What you are asked to do: Make an exact copy of the listing below.
________________________________________
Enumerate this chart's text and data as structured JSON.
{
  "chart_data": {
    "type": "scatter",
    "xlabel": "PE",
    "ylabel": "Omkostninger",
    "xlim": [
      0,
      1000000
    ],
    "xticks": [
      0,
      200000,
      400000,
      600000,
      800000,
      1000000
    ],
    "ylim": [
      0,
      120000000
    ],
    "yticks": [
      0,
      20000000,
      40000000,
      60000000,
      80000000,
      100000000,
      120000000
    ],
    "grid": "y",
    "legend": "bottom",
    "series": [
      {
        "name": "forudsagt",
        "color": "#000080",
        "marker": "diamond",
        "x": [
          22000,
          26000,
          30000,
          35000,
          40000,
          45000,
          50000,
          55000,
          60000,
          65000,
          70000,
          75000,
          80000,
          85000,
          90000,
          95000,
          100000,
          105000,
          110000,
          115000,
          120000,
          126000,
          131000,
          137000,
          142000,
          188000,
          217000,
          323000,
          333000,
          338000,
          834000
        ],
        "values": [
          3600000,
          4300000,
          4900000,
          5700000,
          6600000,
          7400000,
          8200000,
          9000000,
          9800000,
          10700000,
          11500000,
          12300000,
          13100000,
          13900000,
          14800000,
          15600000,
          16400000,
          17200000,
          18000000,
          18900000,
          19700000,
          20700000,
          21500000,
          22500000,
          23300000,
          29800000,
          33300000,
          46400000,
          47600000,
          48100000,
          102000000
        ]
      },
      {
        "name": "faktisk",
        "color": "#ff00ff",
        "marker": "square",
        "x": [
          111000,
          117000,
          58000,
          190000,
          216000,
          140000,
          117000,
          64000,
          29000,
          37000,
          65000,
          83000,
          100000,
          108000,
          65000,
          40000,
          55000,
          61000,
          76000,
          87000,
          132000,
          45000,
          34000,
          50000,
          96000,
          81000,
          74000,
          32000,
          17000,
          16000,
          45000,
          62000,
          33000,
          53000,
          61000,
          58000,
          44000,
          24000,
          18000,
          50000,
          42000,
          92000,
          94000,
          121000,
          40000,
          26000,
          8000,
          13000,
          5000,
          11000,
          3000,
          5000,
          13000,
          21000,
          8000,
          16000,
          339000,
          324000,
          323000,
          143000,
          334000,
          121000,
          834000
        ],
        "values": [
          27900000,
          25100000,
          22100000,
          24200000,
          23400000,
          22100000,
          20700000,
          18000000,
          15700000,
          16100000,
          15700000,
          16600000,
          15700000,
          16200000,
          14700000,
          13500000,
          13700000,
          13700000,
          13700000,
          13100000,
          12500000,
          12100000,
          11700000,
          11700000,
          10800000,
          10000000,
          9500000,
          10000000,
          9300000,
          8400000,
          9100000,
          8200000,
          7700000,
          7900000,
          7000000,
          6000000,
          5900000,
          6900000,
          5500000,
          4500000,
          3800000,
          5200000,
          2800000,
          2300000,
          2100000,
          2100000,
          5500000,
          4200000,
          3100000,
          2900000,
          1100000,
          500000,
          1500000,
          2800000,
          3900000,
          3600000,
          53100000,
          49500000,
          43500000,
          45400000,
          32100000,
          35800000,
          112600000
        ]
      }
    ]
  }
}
________________________________________
Solution:
Enumerate this chart's text and data as structured JSON.
{
  "chart_data": {
    "type": "scatter",
    "xlabel": "PE",
    "ylabel": "Omkostninger",
    "xlim": [
      0,
      1000000
    ],
    "xticks": [
      0,
      200000,
      400000,
      600000,
      800000,
      1000000
    ],
    "ylim": [
      0,
      120000000
    ],
    "yticks": [
      0,
      20000000,
      40000000,
      60000000,
      80000000,
      100000000,
      120000000
    ],
    "grid": "y",
    "legend": "bottom",
    "series": [
      {
        "name": "forudsagt",
        "color": "#000080",
        "marker": "diamond",
        "x": [
          22000,
          26000,
          30000,
          35000,
          40000,
          45000,
          50000,
          55000,
          60000,
          65000,
          70000,
          75000,
          80000,
          85000,
          90000,
          95000,
          100000,
          105000,
          110000,
          115000,
          120000,
          126000,
          131000,
          137000,
          142000,
          188000,
          217000,
          323000,
          333000,
          338000,
          834000
        ],
        "values": [
          3600000,
          4300000,
          4900000,
          5700000,
          6600000,
          7400000,
          8200000,
          9000000,
          9800000,
          10700000,
          11500000,
          12300000,
          13100000,
          13900000,
          14800000,
          15600000,
          16400000,
          17200000,
          18000000,
          18900000,
          19700000,
          20700000,
          21500000,
          22500000,
          23300000,
          29800000,
          33300000,
          46400000,
          47600000,
          48100000,
          102000000
        ]
      },
      {
        "name": "faktisk",
        "color": "#ff00ff",
        "marker": "square",
        "x": [
          111000,
          117000,
          58000,
          190000,
          216000,
          140000,
          117000,
          64000,
          29000,
          37000,
          65000,
          83000,
          100000,
          108000,
          65000,
          40000,
          55000,
          61000,
          76000,
          87000,
          132000,
          45000,
          34000,
          50000,
          96000,
          81000,
          74000,
          32000,
          17000,
          16000,
          45000,
          62000,
          33000,
          53000,
          61000,
          58000,
          44000,
          24000,
          18000,
          50000,
          42000,
          92000,
          94000,
          121000,
          40000,
          26000,
          8000,
          13000,
          5000,
          11000,
          3000,
          5000,
          13000,
          21000,
          8000,
          16000,
          339000,
          324000,
          323000,
          143000,
          334000,
          121000,
          834000
        ],
        "values": [
          27900000,
          25100000,
          22100000,
          24200000,
          23400000,
          22100000,
          20700000,
          18000000,
          15700000,
          16100000,
          15700000,
          16600000,
          15700000,
          16200000,
          14700000,
          13500000,
          13700000,
          13700000,
          13700000,
          13100000,
          12500000,
          12100000,
          11700000,
          11700000,
          10800000,
          10000000,
          9500000,
          10000000,
          9300000,
          8400000,
          9100000,
          8200000,
          7700000,
          7900000,
          7000000,
          6000000,
          5900000,
          6900000,
          5500000,
          4500000,
          3800000,
          5200000,
          2800000,
          2300000,
          2100000,
          2100000,
          5500000,
          4200000,
          3100000,
          2900000,
          1100000,
          500000,
          1500000,
          2800000,
          3900000,
          3600000,
          53100000,
          49500000,
          43500000,
          45400000,
          32100000,
          35800000,
          112600000
        ]
      }
    ]
  }
}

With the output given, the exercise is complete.